*To do*
All of the lines below are to be transcribed faithfully, with pictures excluded from the copy.

*Data provided*
** Begin **
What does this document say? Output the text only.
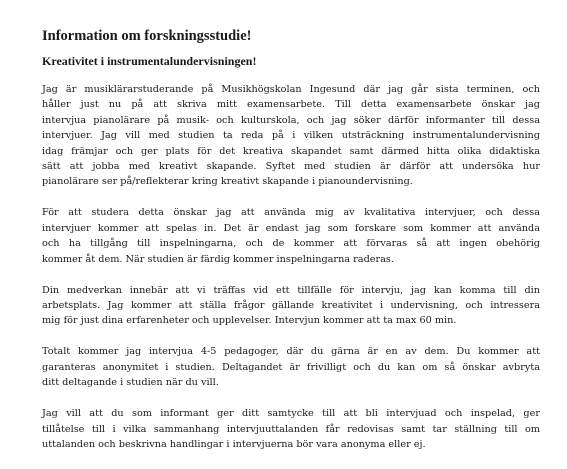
Information om forskningsstudie!
Kreativitet i instrumentalundervisningen!

Jag är musiklärarstuderande på Musikhögskolan Ingesund där jag går sista terminen, och
håller just nu på att skriva mitt examensarbete. Till detta examensarbete önskar jag
intervjua pianolärare på musik- och kulturskola, och jag söker därför informanter till dessa
intervjuer. Jag vill med studien ta reda på i vilken utsträckning instrumentalundervisning
idag främjar och ger plats för det kreativa skapandet samt därmed hitta olika didaktiska
sätt att jobba med kreativt skapande. Syftet med studien är därför att undersöka hur
pianolärare ser på/reflekterar kring kreativt skapande i pianoundervisning.

För att studera detta önskar jag att använda mig av kvalitativa intervjuer, och dessa
intervjuer kommer att spelas in. Det är endast jag som forskare som kommer att använda
och ha tillgång till inspelningarna, och de kommer att förvaras så att ingen obehörig
kommer åt dem. När studien är färdig kommer inspelningarna raderas.

Din medverkan innebär att vi träffas vid ett tillfälle för intervju, jag kan komma till din
arbetsplats. Jag kommer att ställa frågor gällande kreativitet i undervisning, och intressera
mig för just dina erfarenheter och upplevelser. Intervjun kommer att ta max 60 min.

Totalt kommer jag intervjua 4-5 pedagoger, där du gärna är en av dem. Du kommer att
garanteras anonymitet i studien. Deltagandet är frivilligt och du kan om så önskar avbryta
ditt deltagande i studien när du vill.

Jag vill att du som informant ger ditt samtycke till att bli intervjuad och inspelad, ger
tillåtelse till i vilka sammanhang intervjuuttalanden får redovisas samt tar ställning till om
uttalanden och beskrivna handlingar i intervjuerna bör vara anonyma eller ej.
** End **
*Worked answer*
What does this document say? Output the text only.
Information om forskningsstudie!
Kreativitet i instrumentalundervisningen!

Jag är musiklärarstuderande på Musikhögskolan Ingesund där jag går sista terminen, och
håller just nu på att skriva mitt examensarbete. Till detta examensarbete önskar jag
intervjua pianolärare på musik- och kulturskola, och jag söker därför informanter till dessa
intervjuer. Jag vill med studien ta reda på i vilken utsträckning instrumentalundervisning
idag främjar och ger plats för det kreativa skapandet samt därmed hitta olika didaktiska
sätt att jobba med kreativt skapande. Syftet med studien är därför att undersöka hur
pianolärare ser på/reflekterar kring kreativt skapande i pianoundervisning.

För att studera detta önskar jag att använda mig av kvalitativa intervjuer, och dessa
intervjuer kommer att spelas in. Det är endast jag som forskare som kommer att använda
och ha tillgång till inspelningarna, och de kommer att förvaras så att ingen obehörig
kommer åt dem. När studien är färdig kommer inspelningarna raderas.

Din medverkan innebär att vi träffas vid ett tillfälle för intervju, jag kan komma till din
arbetsplats. Jag kommer att ställa frågor gällande kreativitet i undervisning, och intressera
mig för just dina erfarenheter och upplevelser. Intervjun kommer att ta max 60 min.

Totalt kommer jag intervjua 4-5 pedagoger, där du gärna är en av dem. Du kommer att
garanteras anonymitet i studien. Deltagandet är frivilligt och du kan om så önskar avbryta
ditt deltagande i studien när du vill.

Jag vill att du som informant ger ditt samtycke till att bli intervjuad och inspelad, ger
tillåtelse till i vilka sammanhang intervjuuttalanden får redovisas samt tar ställning till om
uttalanden och beskrivna handlingar i intervjuerna bör vara anonyma eller ej.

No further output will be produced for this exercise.